> [Given instruction 1]:
Answer these questions about the judgment:
(a) In what amount was summary judgment granted for the Respondent?
(b) On what date was the judgment on the application for leave to appeal delivered?
(c) What must the Defendant set out in its opposing affidavit?

*** Selection

CASE NO: 64166/ 2015

In the matter between:-

ANDRIES J H ESTERHUIZEN APPLICANT

and

STAN RIO PIPE AND STEEL (PTY) LIMITED RESPONDENT

JUDGMENT

APPLICATION FOR LEAVE TO APPEAL DELIVERED ON 22 JULY 2016

VILAKAZI AJ:

[l ] In a judgment delivered on 29 January 201 6, I granted summary judgment in favour of the Respondent in the amount of R503 393.68 , interest at 9% per annum tempore morae on R503 393.68 until the full debt is extinguished and costs on the scale of attorney and own client.

[2] The Applicant has applied for leave to appeal against the whole of that judgment.

[3] The test in respect of applications for leave to appeal is well established. I am to consider, in determining this application, is there a reasonable prospect that another court would on appeal come to a different conclusion than that reached by this court.

[4] The position with regard to the assessment and determination of summary judgment application is well established. The test is whether the Defendant has set out in its opposing affidavit what is referred to as a bona fide defence. A bona fide defence entails more than the allegation of matter, which on its face would amount to a defence. It requires, in order for the bona tides requirement to be satisfied, the setting out of sufficient factual allegations to persuade the court that the defence raised, is raised not only in name, but in substance.

******
*** Material

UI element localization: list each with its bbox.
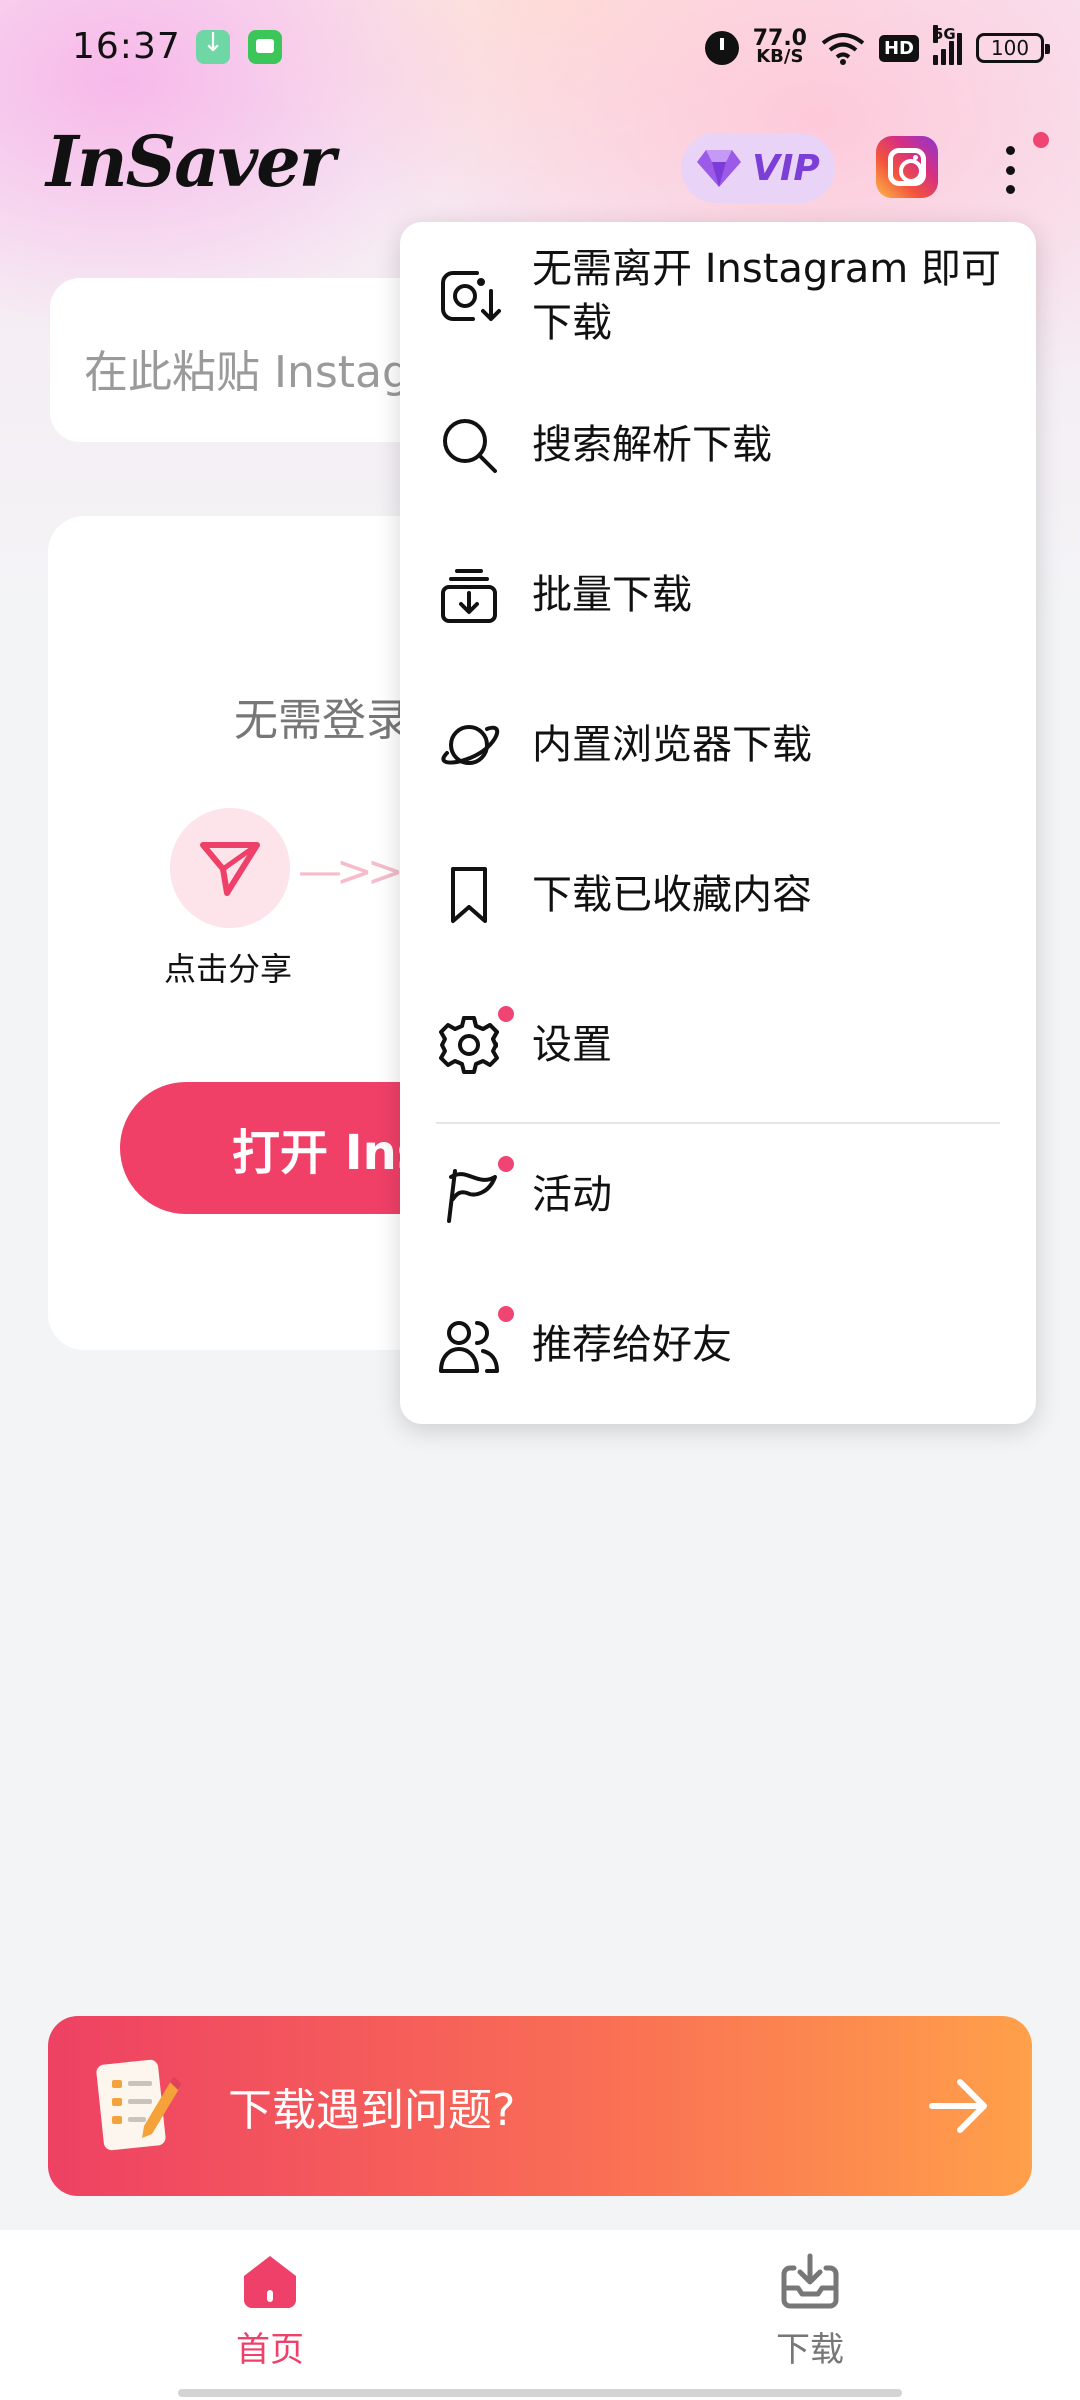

******
*** Material

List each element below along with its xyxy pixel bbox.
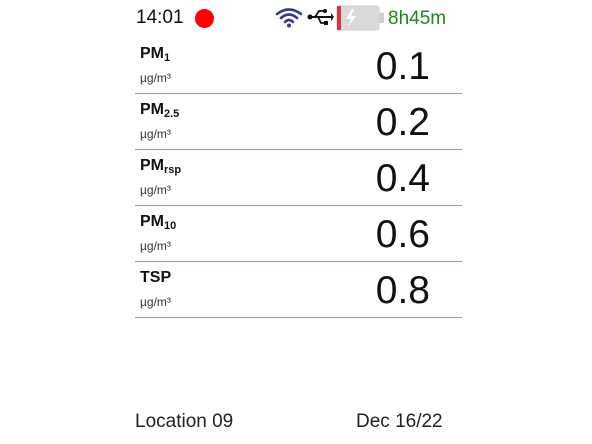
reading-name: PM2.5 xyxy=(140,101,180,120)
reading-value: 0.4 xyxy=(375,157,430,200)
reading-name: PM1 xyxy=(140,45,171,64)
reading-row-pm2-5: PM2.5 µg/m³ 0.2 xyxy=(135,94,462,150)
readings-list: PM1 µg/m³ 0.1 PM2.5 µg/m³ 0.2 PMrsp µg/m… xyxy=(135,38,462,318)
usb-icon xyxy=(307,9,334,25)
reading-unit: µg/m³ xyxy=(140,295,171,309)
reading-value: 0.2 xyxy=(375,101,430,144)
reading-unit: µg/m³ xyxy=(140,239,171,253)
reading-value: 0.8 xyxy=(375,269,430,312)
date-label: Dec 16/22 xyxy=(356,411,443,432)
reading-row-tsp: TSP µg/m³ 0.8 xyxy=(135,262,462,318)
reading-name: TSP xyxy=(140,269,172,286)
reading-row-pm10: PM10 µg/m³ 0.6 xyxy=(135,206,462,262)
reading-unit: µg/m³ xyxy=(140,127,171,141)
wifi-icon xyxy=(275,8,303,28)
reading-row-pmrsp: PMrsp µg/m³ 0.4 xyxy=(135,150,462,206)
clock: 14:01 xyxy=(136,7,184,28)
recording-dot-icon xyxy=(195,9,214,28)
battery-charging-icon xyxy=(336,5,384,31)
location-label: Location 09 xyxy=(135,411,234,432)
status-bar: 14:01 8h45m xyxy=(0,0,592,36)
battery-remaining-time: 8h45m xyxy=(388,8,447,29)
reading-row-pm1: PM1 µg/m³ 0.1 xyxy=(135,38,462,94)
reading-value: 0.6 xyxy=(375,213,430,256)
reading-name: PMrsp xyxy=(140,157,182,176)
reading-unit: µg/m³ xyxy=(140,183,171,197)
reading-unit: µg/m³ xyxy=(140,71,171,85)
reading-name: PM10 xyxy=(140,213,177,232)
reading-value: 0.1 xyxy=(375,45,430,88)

******
*** Material

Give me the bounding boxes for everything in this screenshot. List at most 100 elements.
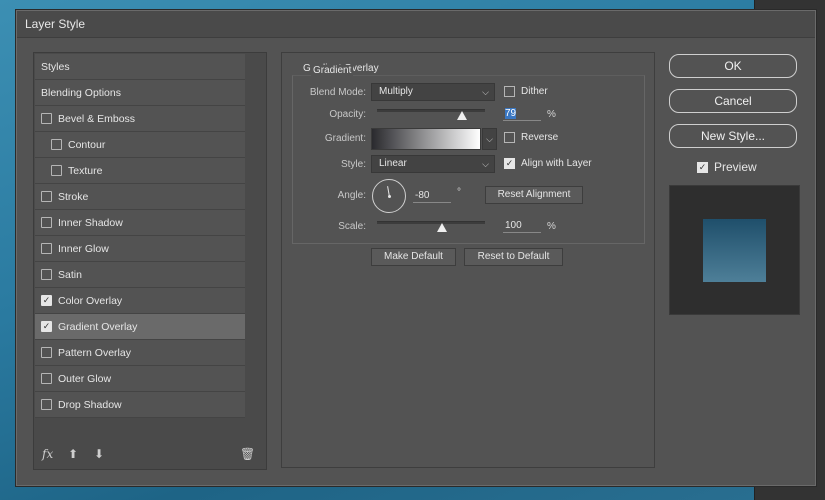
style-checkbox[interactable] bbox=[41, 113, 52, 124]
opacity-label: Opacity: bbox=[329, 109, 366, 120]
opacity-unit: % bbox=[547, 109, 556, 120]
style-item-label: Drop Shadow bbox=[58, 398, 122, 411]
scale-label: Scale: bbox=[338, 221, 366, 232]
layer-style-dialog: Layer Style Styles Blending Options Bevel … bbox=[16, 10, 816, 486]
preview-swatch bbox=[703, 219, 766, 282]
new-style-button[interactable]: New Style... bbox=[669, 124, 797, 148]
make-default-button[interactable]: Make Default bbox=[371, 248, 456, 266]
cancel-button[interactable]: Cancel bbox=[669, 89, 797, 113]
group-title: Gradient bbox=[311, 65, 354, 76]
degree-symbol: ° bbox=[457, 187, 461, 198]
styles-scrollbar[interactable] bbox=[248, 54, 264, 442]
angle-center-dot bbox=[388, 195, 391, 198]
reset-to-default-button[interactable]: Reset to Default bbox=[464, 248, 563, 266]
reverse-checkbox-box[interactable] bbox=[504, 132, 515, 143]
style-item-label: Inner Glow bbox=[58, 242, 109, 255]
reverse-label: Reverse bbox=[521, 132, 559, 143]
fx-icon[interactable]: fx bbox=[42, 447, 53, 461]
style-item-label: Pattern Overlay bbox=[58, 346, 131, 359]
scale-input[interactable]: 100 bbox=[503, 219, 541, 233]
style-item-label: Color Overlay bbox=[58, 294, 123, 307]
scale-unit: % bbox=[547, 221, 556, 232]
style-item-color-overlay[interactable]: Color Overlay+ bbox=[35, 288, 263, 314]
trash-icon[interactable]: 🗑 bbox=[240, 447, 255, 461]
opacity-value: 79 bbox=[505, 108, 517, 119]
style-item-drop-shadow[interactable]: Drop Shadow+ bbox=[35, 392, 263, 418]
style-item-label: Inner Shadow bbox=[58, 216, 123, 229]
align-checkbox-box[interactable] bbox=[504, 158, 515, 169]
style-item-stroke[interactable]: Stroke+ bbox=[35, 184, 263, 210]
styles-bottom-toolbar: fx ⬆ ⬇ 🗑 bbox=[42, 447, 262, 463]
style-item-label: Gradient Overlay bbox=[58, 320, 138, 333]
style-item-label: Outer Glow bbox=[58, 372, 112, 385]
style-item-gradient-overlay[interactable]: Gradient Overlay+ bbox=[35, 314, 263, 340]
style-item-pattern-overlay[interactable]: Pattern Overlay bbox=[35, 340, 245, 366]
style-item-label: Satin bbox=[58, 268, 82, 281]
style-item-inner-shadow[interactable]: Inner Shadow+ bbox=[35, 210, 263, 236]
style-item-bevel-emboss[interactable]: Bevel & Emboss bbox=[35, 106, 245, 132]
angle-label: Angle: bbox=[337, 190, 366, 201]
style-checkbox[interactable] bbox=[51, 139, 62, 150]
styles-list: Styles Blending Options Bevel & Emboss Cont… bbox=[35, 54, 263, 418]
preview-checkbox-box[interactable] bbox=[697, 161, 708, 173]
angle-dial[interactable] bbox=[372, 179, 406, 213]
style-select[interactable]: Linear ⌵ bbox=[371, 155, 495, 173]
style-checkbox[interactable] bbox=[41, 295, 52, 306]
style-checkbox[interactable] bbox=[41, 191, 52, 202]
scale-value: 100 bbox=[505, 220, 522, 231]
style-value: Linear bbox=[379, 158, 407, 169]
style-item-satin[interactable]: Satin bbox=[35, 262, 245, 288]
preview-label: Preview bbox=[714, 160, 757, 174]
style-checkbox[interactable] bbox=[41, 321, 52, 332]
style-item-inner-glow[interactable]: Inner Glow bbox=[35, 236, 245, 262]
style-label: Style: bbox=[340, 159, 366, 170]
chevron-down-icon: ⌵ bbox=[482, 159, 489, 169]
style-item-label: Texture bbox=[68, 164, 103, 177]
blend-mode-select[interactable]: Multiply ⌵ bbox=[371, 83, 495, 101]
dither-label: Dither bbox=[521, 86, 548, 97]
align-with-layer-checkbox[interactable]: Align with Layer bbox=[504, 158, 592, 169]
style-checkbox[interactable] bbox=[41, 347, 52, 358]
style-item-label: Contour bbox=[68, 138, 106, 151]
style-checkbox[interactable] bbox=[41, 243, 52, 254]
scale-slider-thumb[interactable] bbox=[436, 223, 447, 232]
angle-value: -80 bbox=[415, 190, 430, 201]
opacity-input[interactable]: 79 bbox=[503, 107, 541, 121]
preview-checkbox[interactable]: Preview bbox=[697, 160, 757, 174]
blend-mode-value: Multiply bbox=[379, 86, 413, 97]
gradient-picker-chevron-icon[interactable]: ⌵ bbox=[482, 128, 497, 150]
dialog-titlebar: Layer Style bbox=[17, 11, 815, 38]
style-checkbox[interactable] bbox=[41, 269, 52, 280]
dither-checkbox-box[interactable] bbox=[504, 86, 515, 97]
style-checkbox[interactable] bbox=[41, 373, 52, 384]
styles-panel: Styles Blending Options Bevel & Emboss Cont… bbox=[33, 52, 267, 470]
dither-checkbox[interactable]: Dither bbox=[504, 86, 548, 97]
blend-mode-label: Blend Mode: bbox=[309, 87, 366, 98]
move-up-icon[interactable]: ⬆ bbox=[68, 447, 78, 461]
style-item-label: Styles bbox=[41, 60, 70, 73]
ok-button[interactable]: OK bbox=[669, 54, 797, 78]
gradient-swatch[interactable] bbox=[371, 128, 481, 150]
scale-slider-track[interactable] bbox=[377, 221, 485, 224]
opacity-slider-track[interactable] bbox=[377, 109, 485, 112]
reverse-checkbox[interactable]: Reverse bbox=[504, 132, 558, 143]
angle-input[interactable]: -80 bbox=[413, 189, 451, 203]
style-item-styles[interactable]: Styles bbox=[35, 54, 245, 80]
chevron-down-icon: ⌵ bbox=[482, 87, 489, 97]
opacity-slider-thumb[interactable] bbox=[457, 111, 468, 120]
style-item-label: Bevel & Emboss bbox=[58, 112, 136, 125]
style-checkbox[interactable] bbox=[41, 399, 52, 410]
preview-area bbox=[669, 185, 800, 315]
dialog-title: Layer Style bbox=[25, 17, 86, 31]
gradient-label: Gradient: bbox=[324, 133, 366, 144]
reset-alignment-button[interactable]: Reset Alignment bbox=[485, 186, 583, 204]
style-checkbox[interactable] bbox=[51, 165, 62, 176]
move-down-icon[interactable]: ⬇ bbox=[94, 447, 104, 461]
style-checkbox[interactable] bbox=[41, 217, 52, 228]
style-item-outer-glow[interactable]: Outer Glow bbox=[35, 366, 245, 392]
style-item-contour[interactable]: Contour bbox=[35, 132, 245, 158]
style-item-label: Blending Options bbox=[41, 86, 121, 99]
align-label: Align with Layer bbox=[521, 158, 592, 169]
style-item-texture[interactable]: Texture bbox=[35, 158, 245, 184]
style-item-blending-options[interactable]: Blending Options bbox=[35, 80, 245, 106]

******

> [Given instruction 2]: From the listing, transcribe the lines between the line holding "Give me the" and the line holding "style-item-label: Drop Shadow", inclusive. Leave the pictures out.

> [Complete output 1]:
(a) R503 393.68
(b) 22 July 2016
(c) A bona fide defence

> [Complete output 2]:
Give me the bounding boxes for everything in this screenshot. List at most 100 elements.
style-checkbox[interactable] bbox=[41, 113, 52, 124]
opacity-label: Opacity: bbox=[329, 109, 366, 120]
opacity-unit: % bbox=[547, 109, 556, 120]
style-item-label: Drop Shadow bbox=[58, 398, 122, 411]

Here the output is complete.